What is needed> Extract every line below that contains the word "подвижному".

Material for the task>
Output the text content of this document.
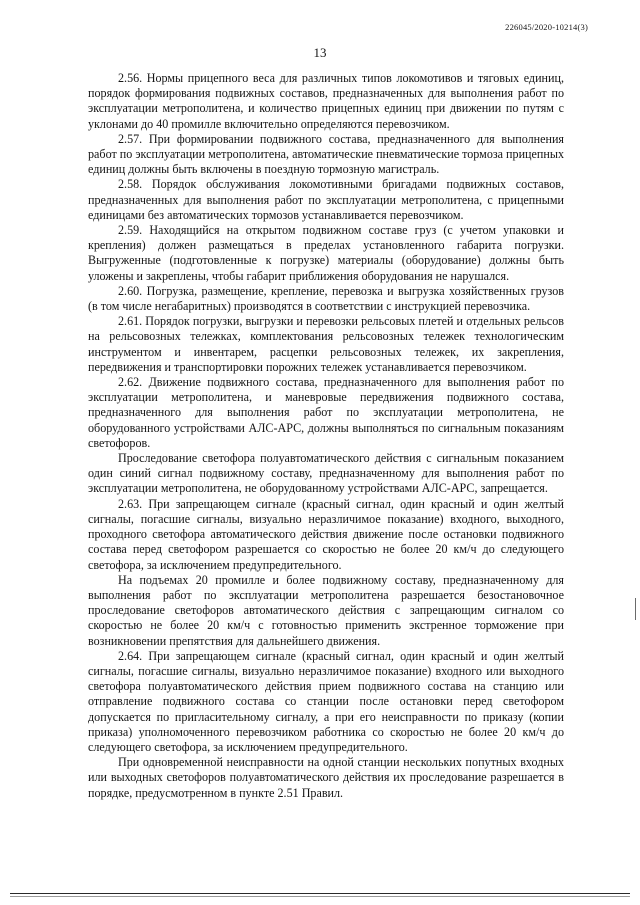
226045/2020-10214(3)
13

2.56. Нормы прицепного веса для различных типов локомотивов и тяговых единиц, порядок формирования подвижных составов, предназначенных для выполнения работ по эксплуатации метрополитена, и количество прицепных единиц при движении по путям с уклонами до 40 промилле включительно определяются перевозчиком.

2.57. При формировании подвижного состава, предназначенного для выполнения работ по эксплуатации метрополитена, автоматические пневматические тормоза прицепных единиц должны быть включены в поездную тормозную магистраль.

2.58. Порядок обслуживания локомотивными бригадами подвижных составов, предназначенных для выполнения работ по эксплуатации метрополитена, с прицепными единицами без автоматических тормозов устанавливается перевозчиком.

2.59. Находящийся на открытом подвижном составе груз (с учетом упаковки и крепления) должен размещаться в пределах установленного габарита погрузки. Выгруженные (подготовленные к погрузке) материалы (оборудование) должны быть уложены и закреплены, чтобы габарит приближения оборудования не нарушался.

2.60. Погрузка, размещение, крепление, перевозка и выгрузка хозяйственных грузов (в том числе негабаритных) производятся в соответствии с инструкцией перевозчика.

2.61. Порядок погрузки, выгрузки и перевозки рельсовых плетей и отдельных рельсов на рельсовозных тележках, комплектования рельсовозных тележек технологическим инструментом и инвентарем, расцепки рельсовозных тележек, их закрепления, передвижения и транспортировки порожних тележек устанавливается перевозчиком.

2.62. Движение подвижного состава, предназначенного для выполнения работ по эксплуатации метрополитена, и маневровые передвижения подвижного состава, предназначенного для выполнения работ по эксплуатации метрополитена, не оборудованного устройствами АЛС-АРС, должны выполняться по сигнальным показаниям светофоров.

Проследование светофора полуавтоматического действия с сигнальным показанием один синий сигнал подвижному составу, предназначенному для выполнения работ по эксплуатации метрополитена, не оборудованному устройствами АЛС-АРС, запрещается.

2.63. При запрещающем сигнале (красный сигнал, один красный и один желтый сигналы, погасшие сигналы, визуально неразличимое показание) входного, выходного, проходного светофора автоматического действия движение после остановки подвижного состава перед светофором разрешается со скоростью не более 20 км/ч до следующего светофора, за исключением предупредительного.

На подъемах 20 промилле и более подвижному составу, предназначенному для выполнения работ по эксплуатации метрополитена разрешается безостановочное проследование светофоров автоматического действия с запрещающим сигналом со скоростью не более 20 км/ч с готовностью применить экстренное торможение при возникновении препятствия для дальнейшего движения.

2.64. При запрещающем сигнале (красный сигнал, один красный и один желтый сигналы, погасшие сигналы, визуально неразличимое показание) входного или выходного светофора полуавтоматического действия прием подвижного состава на станцию или отправление подвижного состава со станции после остановки перед светофором допускается по пригласительному сигналу, а при его неисправности по приказу (копии приказа) уполномоченного перевозчиком работника со скоростью не более 20 км/ч до следующего светофора, за исключением предупредительного.

При одновременной неисправности на одной станции нескольких попутных входных или выходных светофоров полуавтоматического действия их проследование разрешается в порядке, предусмотренном в пункте 2.51 Правил.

Exercise output>
Проследование светофора полуавтоматического действия с сигнальным показанием один синий сигнал подвижному составу, предназначенному для выполнения работ по эксплуатации метрополитена, не оборудованному устройствами АЛС-АРС, запрещается.
На подъемах 20 промилле и более подвижному составу, предназначенному для выполнения работ по эксплуатации метрополитена разрешается безостановочное проследование светофоров автоматического действия с запрещающим сигналом со скоростью не более 20 км/ч с готовностью применить экстренное торможение при возникновении препятствия для дальнейшего движения.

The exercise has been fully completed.